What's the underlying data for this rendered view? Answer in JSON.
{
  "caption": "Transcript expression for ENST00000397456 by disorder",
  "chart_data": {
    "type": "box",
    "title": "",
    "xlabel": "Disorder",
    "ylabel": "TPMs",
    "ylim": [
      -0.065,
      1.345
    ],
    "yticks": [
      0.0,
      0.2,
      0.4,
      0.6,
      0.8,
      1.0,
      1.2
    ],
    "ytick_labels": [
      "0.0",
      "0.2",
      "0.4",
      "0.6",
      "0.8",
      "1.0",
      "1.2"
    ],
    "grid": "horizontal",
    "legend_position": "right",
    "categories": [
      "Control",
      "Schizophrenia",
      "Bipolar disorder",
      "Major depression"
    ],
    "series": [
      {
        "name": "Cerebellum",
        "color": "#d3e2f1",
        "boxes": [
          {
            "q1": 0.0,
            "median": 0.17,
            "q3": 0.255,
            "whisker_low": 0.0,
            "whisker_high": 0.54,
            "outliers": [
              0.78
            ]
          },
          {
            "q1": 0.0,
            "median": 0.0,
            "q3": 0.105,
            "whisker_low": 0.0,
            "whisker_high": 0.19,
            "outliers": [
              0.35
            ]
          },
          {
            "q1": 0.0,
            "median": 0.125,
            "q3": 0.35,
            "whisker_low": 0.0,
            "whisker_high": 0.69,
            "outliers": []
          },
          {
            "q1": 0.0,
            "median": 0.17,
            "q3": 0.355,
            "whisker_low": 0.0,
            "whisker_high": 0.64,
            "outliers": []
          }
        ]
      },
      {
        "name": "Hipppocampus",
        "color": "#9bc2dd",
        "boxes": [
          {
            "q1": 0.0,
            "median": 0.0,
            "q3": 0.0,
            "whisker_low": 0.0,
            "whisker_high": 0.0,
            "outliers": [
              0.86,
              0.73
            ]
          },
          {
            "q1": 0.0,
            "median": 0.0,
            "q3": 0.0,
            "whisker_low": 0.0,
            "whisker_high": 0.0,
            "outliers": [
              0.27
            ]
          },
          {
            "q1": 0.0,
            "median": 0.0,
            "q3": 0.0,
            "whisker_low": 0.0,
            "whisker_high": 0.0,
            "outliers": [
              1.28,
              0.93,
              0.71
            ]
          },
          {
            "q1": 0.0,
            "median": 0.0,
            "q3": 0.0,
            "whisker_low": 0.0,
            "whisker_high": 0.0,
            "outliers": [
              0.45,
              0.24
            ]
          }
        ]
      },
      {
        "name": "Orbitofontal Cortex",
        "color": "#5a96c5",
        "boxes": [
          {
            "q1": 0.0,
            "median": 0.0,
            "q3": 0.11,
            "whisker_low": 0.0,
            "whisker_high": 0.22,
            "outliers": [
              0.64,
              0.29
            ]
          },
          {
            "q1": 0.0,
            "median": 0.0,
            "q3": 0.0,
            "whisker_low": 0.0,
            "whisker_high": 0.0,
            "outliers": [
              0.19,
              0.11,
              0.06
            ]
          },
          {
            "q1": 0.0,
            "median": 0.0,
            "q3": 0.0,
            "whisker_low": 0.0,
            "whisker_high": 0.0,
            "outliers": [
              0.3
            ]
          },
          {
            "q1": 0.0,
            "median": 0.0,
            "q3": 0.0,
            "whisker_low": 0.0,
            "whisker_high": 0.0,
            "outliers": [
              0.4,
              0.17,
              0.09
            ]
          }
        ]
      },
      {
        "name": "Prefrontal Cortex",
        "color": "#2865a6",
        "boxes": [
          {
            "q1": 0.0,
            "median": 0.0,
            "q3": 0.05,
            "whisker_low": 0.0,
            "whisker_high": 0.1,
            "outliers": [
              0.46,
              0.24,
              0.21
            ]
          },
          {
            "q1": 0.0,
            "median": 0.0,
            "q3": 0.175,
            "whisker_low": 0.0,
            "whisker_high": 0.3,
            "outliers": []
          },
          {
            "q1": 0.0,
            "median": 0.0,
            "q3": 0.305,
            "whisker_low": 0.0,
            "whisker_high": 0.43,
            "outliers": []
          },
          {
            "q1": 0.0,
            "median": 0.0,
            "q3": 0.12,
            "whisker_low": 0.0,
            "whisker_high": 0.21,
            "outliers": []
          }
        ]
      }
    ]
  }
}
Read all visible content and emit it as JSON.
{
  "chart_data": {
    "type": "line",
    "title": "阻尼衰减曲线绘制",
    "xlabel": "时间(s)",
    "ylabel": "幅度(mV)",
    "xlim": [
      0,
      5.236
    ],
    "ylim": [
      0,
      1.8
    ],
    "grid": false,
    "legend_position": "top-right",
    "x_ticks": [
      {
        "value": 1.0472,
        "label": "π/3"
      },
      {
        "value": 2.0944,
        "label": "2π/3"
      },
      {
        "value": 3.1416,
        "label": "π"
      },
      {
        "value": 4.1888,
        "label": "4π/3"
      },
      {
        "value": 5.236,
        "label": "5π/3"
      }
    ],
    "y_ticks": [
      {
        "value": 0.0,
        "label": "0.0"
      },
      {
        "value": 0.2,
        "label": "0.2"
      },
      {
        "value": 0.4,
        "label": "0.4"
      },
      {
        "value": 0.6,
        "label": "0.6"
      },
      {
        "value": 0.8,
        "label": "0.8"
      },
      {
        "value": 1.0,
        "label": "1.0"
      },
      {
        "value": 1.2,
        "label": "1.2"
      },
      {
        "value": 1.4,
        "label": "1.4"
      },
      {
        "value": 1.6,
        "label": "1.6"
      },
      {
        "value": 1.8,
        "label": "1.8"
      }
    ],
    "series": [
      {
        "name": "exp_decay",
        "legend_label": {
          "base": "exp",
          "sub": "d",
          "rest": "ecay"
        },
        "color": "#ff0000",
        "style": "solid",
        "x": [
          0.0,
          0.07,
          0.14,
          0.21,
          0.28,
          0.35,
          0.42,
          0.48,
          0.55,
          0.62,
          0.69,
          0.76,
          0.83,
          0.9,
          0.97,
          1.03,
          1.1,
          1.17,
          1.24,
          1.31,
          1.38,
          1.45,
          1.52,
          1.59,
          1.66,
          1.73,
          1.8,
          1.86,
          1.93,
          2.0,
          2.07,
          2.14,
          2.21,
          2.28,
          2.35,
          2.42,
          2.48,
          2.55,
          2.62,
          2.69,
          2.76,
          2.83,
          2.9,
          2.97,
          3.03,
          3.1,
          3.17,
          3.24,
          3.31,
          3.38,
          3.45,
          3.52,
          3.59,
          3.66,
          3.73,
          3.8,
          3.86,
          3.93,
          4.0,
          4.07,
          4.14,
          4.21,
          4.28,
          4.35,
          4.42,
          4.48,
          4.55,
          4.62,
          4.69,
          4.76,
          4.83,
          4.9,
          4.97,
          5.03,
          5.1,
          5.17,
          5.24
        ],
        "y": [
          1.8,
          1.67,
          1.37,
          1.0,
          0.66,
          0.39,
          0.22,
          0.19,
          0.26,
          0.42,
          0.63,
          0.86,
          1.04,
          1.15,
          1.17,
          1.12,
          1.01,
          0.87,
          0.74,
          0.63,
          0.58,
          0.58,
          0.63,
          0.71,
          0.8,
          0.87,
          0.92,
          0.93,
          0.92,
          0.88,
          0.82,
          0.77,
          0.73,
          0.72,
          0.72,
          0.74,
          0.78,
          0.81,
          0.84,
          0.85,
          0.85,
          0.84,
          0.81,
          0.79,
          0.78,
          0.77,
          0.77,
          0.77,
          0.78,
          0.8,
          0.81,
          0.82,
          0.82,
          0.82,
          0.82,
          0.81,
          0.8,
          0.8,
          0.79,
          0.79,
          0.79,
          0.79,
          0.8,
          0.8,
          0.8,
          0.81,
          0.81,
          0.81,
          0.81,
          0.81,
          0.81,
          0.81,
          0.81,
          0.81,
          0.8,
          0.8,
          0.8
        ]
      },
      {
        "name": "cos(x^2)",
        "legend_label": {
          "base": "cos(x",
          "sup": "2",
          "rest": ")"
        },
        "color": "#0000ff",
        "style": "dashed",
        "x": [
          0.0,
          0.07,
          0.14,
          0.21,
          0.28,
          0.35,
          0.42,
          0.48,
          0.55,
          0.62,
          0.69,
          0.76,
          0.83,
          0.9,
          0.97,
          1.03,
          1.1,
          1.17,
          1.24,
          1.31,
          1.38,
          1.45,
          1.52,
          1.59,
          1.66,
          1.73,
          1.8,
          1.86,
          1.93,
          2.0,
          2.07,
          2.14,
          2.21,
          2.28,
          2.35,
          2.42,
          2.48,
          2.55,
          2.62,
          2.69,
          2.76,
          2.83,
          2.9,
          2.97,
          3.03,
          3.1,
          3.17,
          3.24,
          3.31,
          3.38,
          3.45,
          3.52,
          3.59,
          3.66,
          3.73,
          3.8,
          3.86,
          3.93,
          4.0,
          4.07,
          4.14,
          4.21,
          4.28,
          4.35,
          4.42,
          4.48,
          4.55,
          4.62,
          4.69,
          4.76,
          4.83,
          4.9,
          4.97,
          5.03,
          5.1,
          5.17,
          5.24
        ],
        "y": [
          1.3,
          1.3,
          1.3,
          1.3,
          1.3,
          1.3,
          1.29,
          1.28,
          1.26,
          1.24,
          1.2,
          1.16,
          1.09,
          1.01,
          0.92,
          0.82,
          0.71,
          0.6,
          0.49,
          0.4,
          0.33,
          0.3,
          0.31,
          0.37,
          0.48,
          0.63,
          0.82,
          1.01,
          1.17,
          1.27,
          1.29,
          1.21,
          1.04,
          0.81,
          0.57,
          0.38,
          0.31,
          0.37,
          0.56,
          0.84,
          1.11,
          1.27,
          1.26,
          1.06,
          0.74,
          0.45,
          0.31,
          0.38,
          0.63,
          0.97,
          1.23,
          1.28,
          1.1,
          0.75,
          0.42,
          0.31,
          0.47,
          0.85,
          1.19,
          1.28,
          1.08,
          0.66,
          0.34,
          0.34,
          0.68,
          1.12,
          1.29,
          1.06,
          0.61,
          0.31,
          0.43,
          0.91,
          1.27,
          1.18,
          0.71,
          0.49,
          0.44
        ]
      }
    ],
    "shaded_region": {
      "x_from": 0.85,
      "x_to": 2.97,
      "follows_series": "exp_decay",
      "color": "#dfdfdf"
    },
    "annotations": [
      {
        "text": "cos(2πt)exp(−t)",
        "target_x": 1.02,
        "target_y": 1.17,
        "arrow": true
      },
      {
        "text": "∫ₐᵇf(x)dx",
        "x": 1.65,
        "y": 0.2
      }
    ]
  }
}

=====

Gather up the lines that contain the word "color".

        "color": "#d3e2f1",
        "color": "#9bc2dd",
        "color": "#5a96c5",
        "color": "#2865a6",
        "color": "#ff0000",
        "color": "#0000ff",
      "color": "#dfdfdf"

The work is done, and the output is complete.